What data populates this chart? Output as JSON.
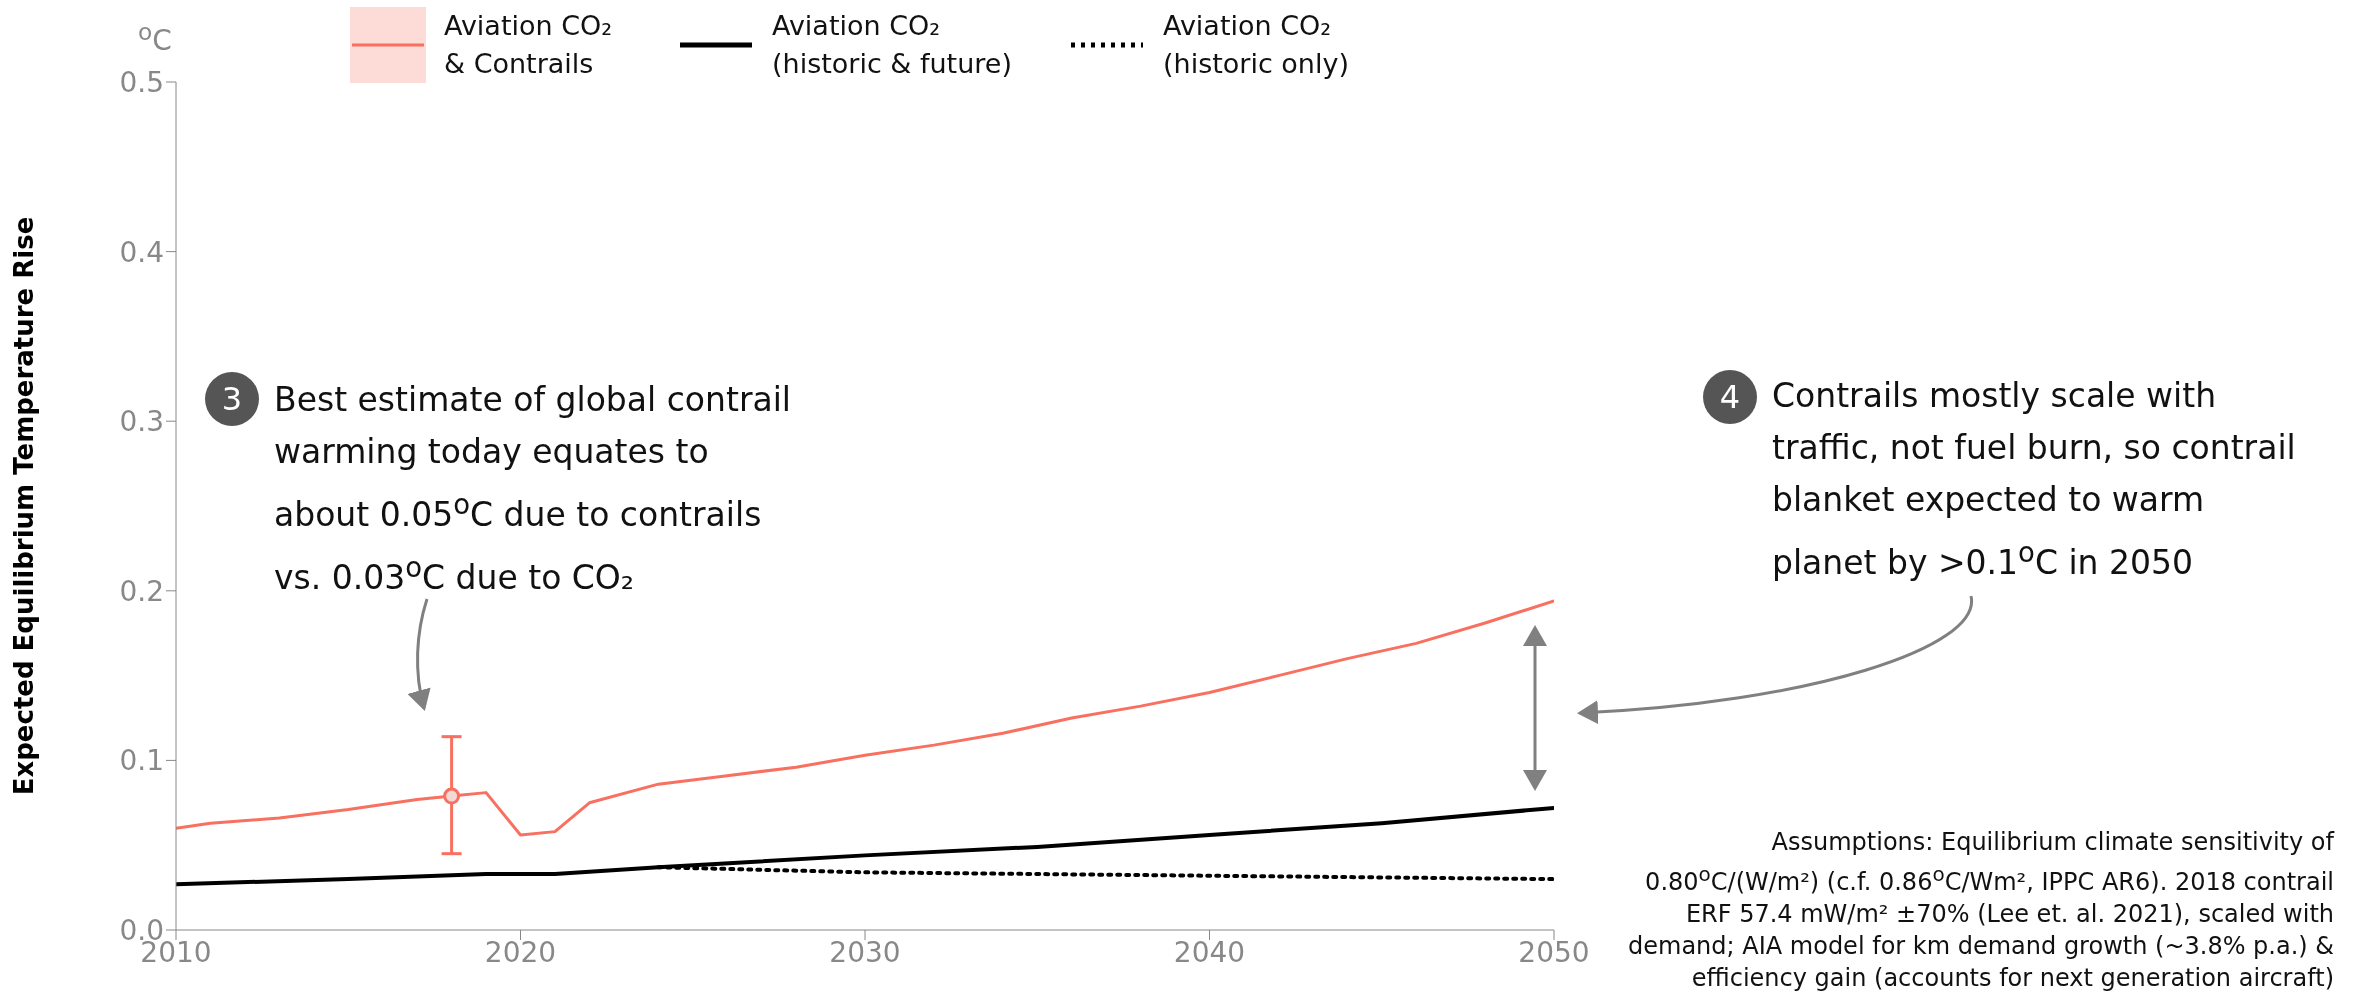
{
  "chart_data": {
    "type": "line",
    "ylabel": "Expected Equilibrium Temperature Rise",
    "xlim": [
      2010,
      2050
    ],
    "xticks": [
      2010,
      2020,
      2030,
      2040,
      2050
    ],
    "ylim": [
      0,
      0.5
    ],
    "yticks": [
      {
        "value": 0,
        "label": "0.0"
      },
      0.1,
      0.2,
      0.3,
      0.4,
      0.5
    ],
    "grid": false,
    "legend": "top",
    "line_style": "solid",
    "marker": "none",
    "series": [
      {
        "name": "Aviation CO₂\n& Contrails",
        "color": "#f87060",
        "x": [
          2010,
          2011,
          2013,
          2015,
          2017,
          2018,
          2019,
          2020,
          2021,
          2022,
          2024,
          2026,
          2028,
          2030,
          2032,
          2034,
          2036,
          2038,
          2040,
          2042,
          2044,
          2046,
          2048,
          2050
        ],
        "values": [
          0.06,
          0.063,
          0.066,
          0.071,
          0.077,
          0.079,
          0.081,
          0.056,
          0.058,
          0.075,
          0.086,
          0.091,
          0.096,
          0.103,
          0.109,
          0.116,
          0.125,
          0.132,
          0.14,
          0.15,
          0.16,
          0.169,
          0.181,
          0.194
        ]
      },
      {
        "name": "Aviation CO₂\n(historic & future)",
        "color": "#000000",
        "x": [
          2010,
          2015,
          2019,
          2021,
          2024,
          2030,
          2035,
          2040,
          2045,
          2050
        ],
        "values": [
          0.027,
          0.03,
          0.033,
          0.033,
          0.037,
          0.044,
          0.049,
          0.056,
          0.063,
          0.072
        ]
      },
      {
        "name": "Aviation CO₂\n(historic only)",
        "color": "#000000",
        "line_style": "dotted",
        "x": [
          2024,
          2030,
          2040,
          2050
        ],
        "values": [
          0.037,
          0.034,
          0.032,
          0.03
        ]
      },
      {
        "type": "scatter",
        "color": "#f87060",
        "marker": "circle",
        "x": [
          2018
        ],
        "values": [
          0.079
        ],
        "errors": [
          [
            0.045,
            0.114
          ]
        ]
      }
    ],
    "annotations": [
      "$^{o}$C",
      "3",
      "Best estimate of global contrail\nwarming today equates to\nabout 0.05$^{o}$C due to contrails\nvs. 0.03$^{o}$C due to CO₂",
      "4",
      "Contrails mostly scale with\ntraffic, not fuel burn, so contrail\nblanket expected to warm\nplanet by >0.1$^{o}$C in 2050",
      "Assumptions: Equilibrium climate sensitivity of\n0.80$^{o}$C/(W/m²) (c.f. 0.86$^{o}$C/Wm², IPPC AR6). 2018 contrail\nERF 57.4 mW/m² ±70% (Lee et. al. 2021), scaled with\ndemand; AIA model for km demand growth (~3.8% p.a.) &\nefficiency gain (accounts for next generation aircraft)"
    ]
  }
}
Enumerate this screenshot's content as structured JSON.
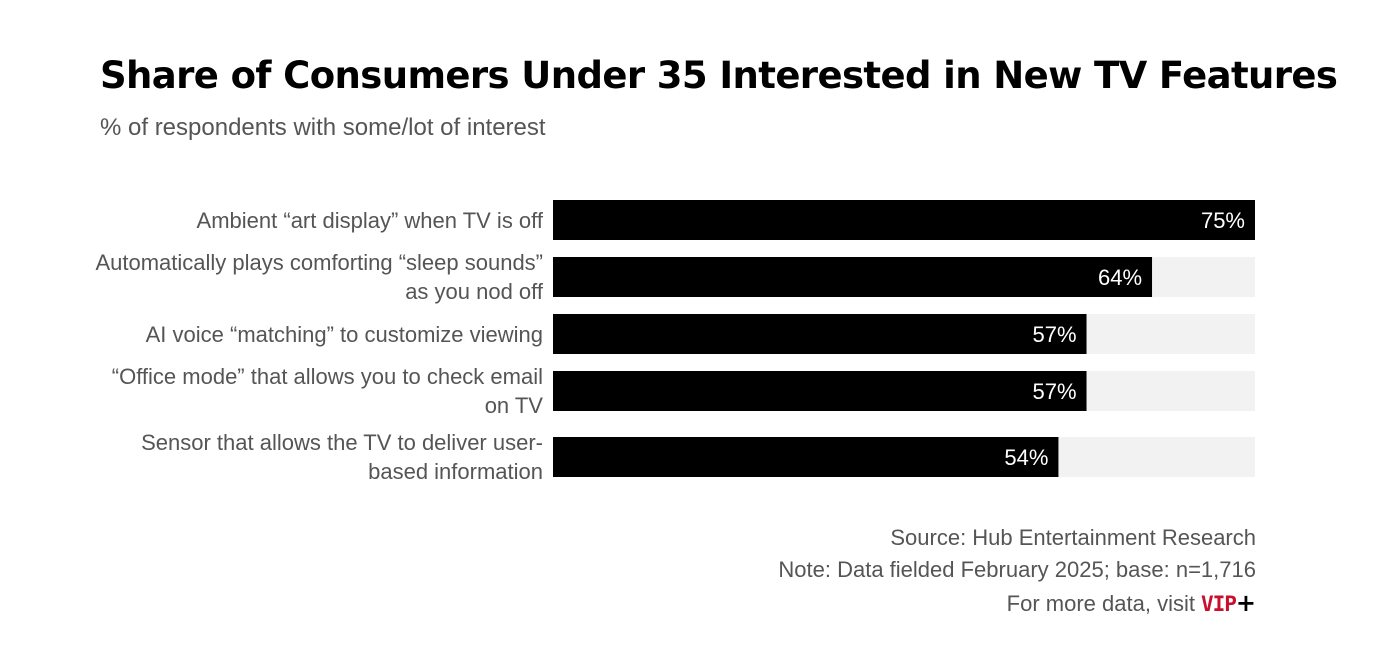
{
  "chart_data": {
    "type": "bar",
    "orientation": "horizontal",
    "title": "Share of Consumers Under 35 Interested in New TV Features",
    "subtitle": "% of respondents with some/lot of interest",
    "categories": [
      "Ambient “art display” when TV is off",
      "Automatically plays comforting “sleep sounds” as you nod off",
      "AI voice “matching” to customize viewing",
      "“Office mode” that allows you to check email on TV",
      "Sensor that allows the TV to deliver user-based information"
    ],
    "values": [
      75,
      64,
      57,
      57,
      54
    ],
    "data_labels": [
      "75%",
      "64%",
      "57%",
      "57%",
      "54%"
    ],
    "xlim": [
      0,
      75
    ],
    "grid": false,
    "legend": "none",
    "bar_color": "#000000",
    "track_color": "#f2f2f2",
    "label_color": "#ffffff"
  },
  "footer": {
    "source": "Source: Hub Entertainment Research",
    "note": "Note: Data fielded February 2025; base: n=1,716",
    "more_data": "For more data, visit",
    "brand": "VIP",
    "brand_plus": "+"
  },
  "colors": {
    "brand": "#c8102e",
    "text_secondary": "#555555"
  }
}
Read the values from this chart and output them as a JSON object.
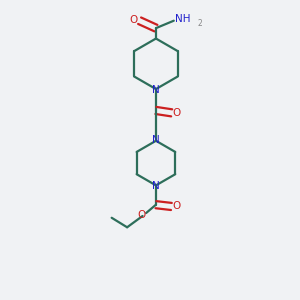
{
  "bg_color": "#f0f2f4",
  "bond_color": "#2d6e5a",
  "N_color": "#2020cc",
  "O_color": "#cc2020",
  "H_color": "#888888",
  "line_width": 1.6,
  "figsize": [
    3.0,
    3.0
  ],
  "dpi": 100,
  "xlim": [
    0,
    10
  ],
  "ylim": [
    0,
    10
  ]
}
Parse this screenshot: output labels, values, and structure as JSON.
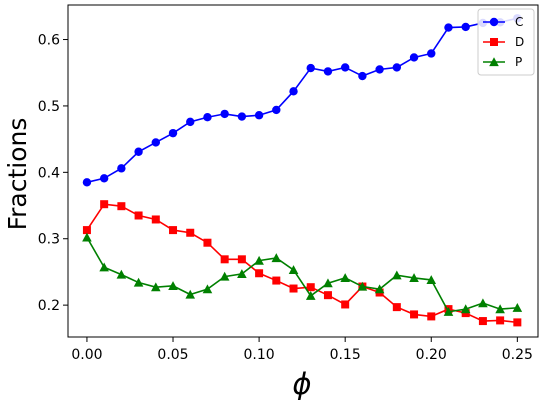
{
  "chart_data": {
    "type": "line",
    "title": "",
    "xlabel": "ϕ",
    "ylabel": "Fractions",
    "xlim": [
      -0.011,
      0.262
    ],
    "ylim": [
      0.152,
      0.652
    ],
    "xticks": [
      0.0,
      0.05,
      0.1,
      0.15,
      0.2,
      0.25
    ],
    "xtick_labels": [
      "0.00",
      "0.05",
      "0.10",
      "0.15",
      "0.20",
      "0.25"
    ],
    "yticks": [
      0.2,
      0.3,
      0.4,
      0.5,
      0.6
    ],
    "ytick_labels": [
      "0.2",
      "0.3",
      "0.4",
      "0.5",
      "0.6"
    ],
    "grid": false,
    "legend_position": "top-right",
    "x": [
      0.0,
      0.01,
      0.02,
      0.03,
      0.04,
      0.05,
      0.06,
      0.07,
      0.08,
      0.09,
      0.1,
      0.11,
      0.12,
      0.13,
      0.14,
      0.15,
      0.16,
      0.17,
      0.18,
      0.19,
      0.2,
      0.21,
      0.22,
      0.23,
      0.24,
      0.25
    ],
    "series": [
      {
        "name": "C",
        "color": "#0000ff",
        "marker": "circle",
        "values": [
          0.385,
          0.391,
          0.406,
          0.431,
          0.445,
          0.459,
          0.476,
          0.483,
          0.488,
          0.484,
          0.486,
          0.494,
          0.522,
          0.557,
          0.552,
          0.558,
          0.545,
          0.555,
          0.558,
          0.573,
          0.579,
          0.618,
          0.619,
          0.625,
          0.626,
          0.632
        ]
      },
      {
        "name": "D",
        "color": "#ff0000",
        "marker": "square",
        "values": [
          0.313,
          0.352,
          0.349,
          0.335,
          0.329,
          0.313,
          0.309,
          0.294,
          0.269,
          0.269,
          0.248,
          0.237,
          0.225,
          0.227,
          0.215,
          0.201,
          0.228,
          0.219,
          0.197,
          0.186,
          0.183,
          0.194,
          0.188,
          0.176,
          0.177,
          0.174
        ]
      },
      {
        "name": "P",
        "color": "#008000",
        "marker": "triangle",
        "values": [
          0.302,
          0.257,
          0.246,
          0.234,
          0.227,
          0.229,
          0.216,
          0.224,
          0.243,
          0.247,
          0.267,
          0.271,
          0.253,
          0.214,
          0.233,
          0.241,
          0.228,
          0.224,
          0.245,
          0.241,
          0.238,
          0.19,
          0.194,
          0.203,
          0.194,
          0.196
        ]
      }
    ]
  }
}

## [Given instruction]
Show every line in the entries where the string "Aviation" occurs.

## [Exercise result]
        "name": "Aviation CO₂\n& Contrails",
        "name": "Aviation CO₂\n(historic & future)",
        "name": "Aviation CO₂\n(historic only)",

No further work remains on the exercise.